*What to do:*
Work out the number of lines containing "Meade". Answer with nothing but that number.

*Input:*
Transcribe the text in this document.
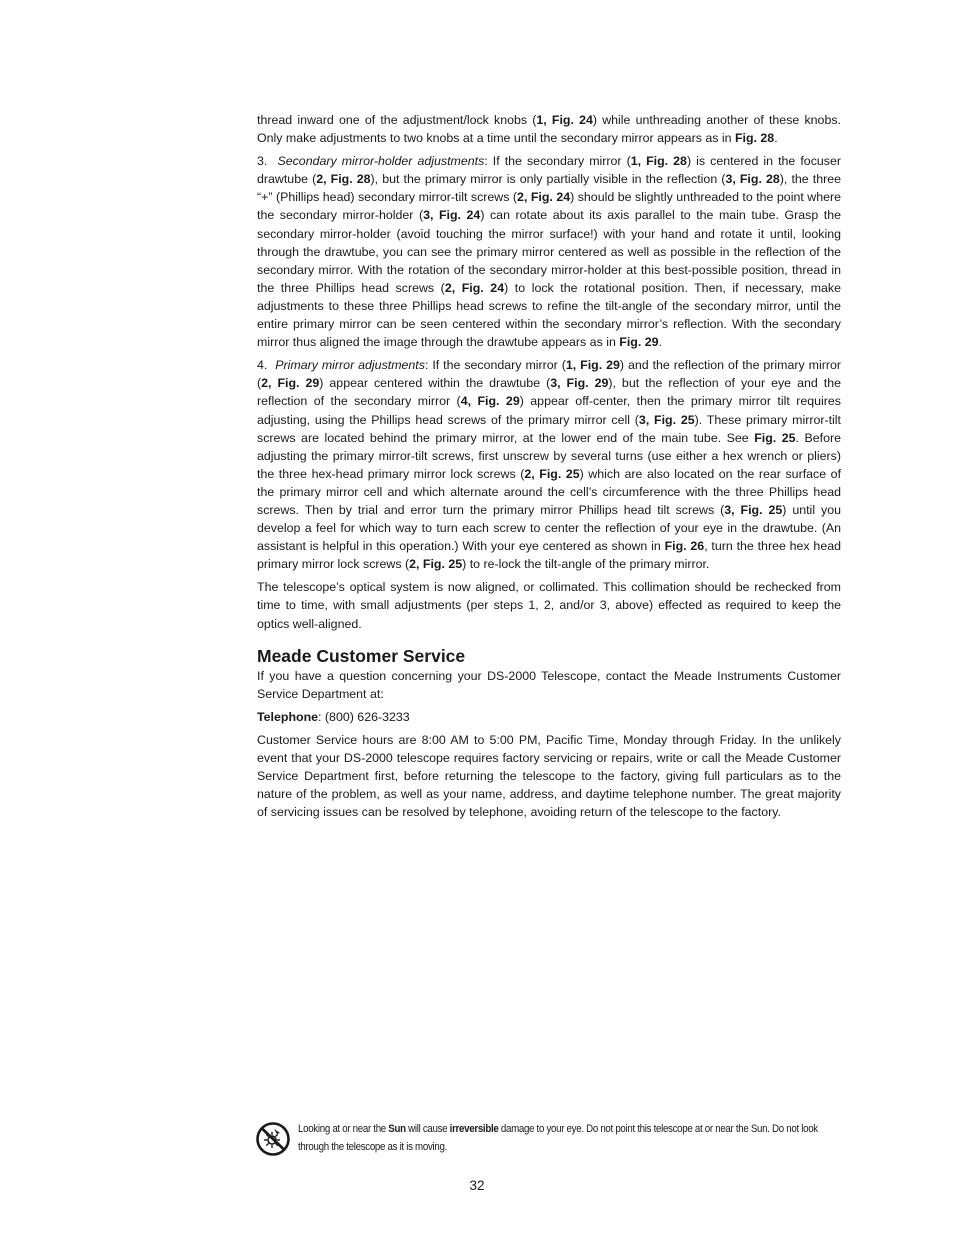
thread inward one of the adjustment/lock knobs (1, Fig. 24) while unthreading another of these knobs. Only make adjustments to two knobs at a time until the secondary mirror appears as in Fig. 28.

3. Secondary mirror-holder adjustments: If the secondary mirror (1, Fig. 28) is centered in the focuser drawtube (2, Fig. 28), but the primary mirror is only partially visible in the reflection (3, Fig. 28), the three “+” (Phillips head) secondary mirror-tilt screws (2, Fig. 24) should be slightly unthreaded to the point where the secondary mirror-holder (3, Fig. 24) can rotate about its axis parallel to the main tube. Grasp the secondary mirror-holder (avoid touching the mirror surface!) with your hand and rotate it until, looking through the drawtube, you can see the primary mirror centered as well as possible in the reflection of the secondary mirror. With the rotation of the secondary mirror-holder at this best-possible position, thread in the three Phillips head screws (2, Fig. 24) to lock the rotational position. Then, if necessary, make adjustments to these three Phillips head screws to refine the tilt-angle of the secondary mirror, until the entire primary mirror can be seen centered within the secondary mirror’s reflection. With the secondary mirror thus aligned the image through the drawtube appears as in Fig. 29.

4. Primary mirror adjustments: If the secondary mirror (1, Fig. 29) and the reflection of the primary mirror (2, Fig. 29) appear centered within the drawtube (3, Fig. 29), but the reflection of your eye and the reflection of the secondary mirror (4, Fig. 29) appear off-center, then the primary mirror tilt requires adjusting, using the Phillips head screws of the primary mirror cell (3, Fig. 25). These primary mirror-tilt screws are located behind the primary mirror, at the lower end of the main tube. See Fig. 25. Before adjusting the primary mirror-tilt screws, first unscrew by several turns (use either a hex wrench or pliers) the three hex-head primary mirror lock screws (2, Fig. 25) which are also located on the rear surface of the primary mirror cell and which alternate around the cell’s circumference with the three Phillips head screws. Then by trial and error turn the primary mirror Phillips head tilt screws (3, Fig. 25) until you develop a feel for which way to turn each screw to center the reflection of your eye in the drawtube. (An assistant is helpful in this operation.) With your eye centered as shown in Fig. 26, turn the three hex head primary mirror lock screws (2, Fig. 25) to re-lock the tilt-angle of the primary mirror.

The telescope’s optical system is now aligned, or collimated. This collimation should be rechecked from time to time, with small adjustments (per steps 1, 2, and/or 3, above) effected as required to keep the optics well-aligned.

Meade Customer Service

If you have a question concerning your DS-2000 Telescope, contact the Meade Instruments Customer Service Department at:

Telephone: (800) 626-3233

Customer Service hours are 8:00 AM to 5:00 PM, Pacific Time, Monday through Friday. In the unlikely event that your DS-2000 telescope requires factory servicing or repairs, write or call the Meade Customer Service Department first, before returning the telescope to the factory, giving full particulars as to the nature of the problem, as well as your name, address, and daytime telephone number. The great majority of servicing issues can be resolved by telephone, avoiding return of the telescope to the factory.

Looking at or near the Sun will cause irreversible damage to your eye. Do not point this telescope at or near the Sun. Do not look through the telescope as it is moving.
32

==

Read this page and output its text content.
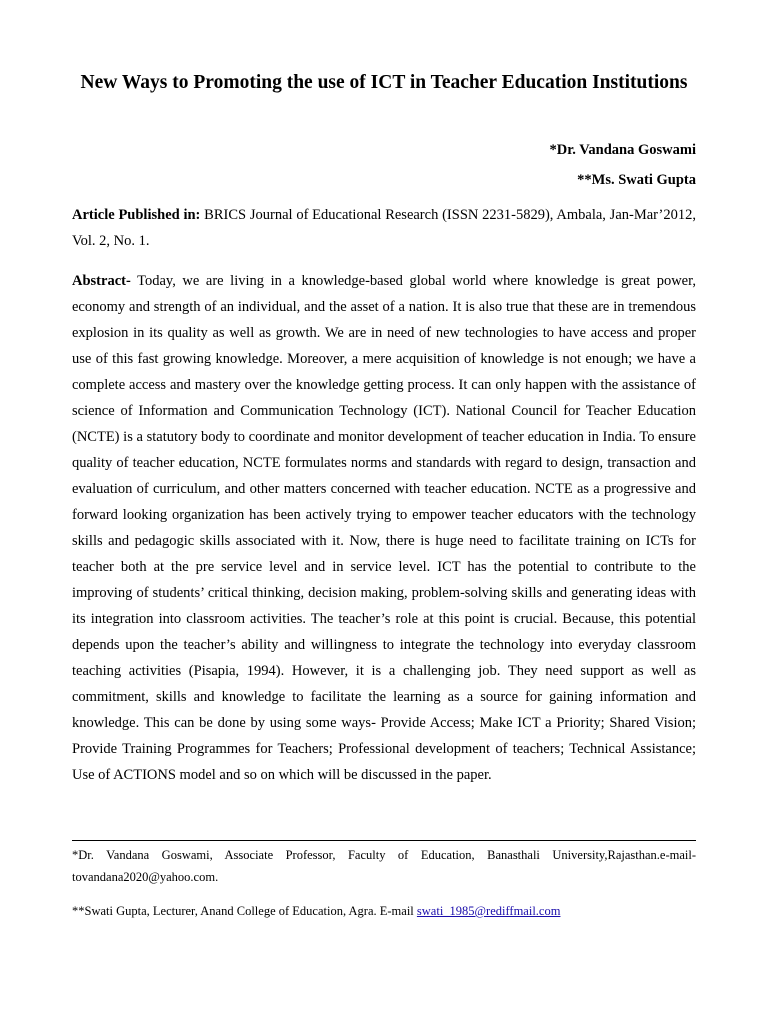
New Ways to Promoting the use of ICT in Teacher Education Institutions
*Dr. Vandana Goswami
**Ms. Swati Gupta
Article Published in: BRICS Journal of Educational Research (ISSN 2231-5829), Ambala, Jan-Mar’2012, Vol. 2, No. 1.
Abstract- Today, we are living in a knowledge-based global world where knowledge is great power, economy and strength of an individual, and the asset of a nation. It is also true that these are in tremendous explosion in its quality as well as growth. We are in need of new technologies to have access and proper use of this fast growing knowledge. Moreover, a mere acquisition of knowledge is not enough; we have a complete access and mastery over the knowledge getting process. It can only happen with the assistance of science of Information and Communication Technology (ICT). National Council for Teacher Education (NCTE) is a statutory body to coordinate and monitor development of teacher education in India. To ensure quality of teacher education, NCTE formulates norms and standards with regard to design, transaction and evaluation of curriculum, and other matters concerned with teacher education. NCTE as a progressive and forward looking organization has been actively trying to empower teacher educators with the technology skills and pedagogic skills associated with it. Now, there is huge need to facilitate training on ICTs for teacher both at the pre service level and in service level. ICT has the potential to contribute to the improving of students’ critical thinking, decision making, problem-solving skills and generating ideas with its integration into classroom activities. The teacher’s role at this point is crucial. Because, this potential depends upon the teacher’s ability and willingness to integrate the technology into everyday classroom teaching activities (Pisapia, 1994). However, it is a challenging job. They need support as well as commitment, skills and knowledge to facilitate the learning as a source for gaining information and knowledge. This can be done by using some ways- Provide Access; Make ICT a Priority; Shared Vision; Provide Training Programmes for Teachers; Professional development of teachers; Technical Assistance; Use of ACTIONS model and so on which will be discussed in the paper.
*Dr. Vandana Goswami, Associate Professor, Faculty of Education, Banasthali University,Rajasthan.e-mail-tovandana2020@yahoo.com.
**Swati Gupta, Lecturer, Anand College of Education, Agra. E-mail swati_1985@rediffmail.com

*Result of the exercise:*
3